---- Given data
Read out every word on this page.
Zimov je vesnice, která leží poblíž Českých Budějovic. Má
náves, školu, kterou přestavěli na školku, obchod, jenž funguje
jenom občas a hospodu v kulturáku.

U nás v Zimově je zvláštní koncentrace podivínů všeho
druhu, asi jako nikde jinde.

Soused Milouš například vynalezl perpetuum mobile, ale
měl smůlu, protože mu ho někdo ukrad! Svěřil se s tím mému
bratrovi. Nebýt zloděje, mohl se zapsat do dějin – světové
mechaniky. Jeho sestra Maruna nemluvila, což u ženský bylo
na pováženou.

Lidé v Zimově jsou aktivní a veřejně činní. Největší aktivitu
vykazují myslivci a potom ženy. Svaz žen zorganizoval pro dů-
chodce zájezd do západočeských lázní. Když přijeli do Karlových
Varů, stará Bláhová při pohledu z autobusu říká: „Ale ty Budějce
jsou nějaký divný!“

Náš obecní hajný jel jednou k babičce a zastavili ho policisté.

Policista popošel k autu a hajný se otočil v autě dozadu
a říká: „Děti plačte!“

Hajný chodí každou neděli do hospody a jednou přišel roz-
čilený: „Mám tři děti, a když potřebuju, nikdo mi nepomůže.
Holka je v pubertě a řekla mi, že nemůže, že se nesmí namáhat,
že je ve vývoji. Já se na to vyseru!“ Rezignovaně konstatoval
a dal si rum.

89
--------
---- Given data
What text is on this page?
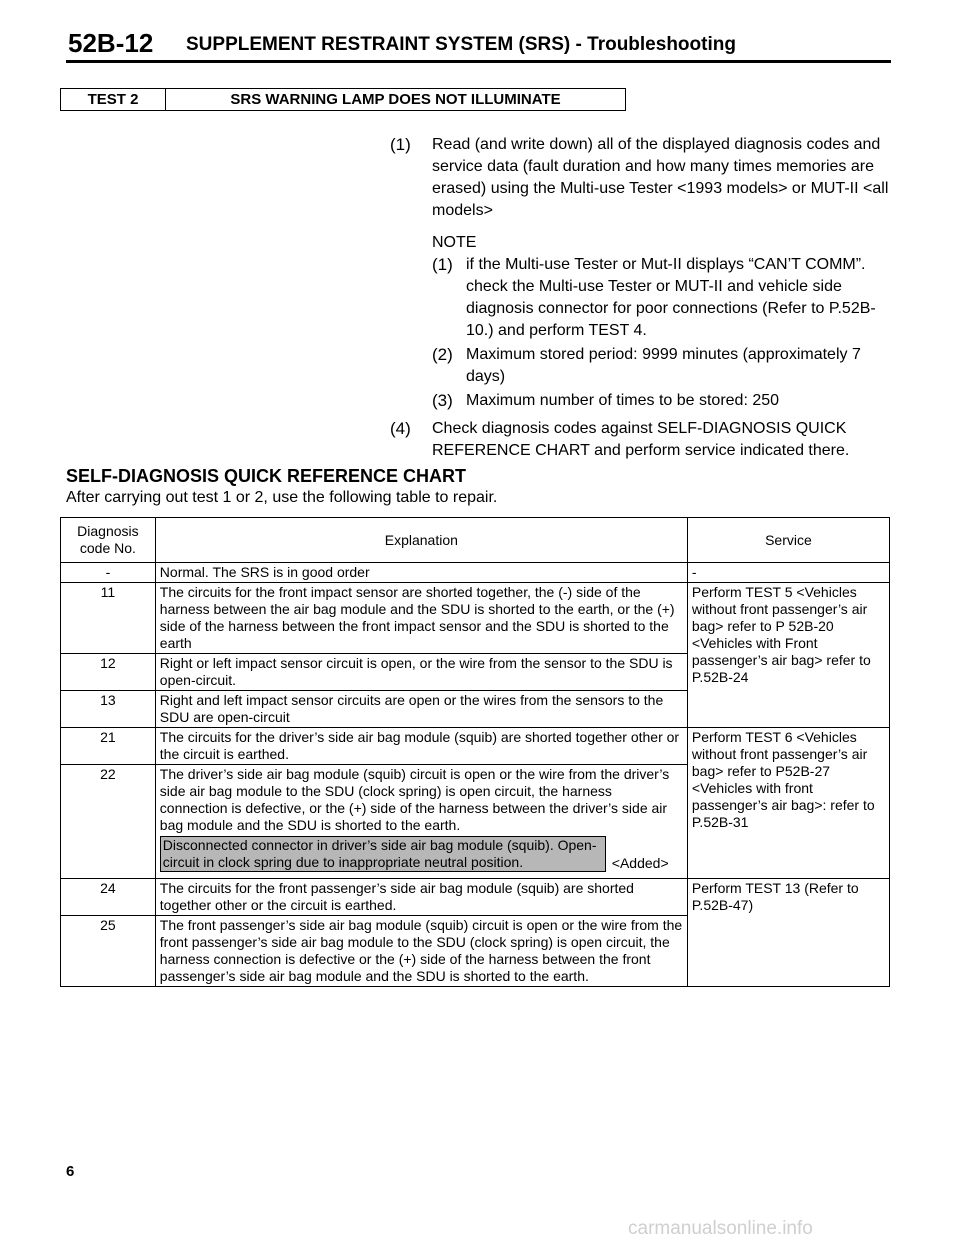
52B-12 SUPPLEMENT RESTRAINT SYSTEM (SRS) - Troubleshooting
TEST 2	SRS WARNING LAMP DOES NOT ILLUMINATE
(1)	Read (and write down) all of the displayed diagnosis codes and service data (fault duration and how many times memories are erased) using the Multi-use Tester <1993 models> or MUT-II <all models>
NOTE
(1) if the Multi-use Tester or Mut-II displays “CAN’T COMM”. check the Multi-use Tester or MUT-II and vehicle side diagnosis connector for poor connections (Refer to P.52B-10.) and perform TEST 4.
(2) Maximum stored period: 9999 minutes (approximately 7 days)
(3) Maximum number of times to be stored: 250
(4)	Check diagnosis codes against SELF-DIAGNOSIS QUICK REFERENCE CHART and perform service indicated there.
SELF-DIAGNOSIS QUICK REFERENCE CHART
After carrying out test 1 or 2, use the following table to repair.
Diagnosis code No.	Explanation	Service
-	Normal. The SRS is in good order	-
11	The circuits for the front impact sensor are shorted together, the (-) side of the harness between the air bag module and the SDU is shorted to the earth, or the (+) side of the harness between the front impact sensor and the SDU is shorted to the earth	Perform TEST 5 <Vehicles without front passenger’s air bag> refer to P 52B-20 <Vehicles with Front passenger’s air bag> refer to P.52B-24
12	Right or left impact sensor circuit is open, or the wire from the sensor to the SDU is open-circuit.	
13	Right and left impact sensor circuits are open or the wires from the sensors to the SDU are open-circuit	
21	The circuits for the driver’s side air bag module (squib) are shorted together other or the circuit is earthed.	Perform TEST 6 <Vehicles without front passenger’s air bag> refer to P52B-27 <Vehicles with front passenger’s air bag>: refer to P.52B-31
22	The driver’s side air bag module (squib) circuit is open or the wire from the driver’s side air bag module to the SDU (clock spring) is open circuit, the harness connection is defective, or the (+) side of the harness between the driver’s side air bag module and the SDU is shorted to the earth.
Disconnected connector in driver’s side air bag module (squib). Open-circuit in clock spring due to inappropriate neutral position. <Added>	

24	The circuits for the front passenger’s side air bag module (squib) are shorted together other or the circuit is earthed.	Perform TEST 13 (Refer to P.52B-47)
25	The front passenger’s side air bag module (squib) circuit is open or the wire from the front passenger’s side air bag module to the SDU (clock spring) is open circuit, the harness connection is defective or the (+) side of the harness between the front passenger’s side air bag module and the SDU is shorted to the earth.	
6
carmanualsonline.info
--------
---- Given data
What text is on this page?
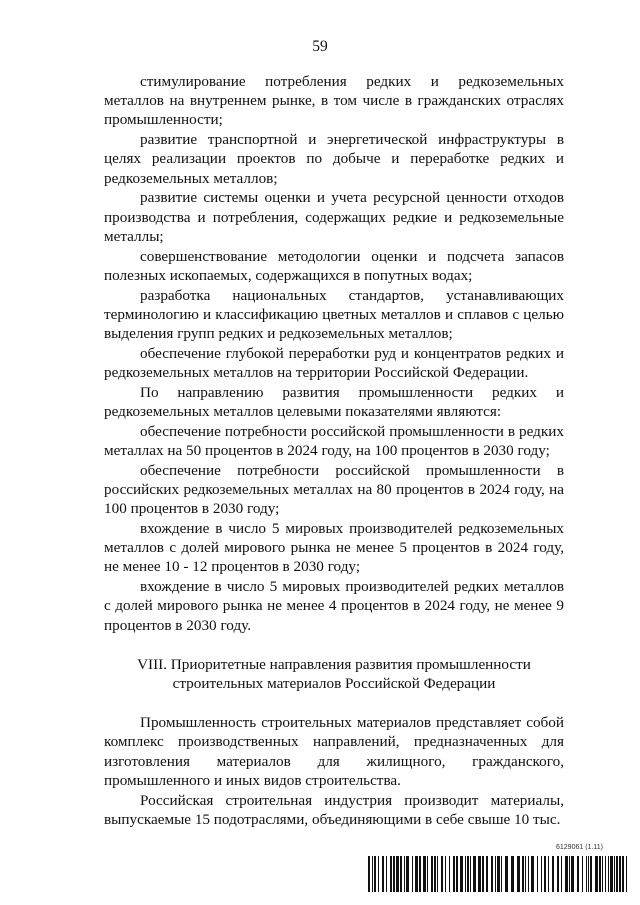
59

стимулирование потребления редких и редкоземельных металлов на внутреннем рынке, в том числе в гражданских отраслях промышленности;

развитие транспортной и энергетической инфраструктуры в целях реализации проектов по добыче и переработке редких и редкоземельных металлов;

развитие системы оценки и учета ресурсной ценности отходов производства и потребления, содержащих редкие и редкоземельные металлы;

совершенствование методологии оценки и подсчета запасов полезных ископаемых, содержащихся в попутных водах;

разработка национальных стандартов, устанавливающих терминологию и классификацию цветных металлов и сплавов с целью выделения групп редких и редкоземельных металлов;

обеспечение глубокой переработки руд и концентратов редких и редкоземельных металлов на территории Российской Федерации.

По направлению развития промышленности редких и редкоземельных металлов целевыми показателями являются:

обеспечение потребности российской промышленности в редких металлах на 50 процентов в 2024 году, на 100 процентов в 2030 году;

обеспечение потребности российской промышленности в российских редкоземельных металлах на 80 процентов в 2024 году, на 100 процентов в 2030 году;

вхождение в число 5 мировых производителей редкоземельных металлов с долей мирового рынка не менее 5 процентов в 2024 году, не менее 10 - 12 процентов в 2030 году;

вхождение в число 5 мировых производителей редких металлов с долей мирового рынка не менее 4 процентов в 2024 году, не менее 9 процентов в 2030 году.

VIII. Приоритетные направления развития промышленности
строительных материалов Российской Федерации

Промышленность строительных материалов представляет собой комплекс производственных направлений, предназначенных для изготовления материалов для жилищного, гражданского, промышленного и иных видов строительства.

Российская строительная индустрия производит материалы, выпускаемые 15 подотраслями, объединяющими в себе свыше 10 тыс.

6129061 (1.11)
--------
**Task:**
Of the lines above, copy each that contains "earthed".

**Completed task:**
21	The circuits for the driver’s side air bag module (squib) are shorted together other or the circuit is earthed.	Perform TEST 6 <Vehicles without front passenger’s air bag> refer to P52B-27 <Vehicles with front passenger’s air bag>: refer to P.52B-31
24	The circuits for the front passenger’s side air bag module (squib) are shorted together other or the circuit is earthed.	Perform TEST 13 (Refer to P.52B-47)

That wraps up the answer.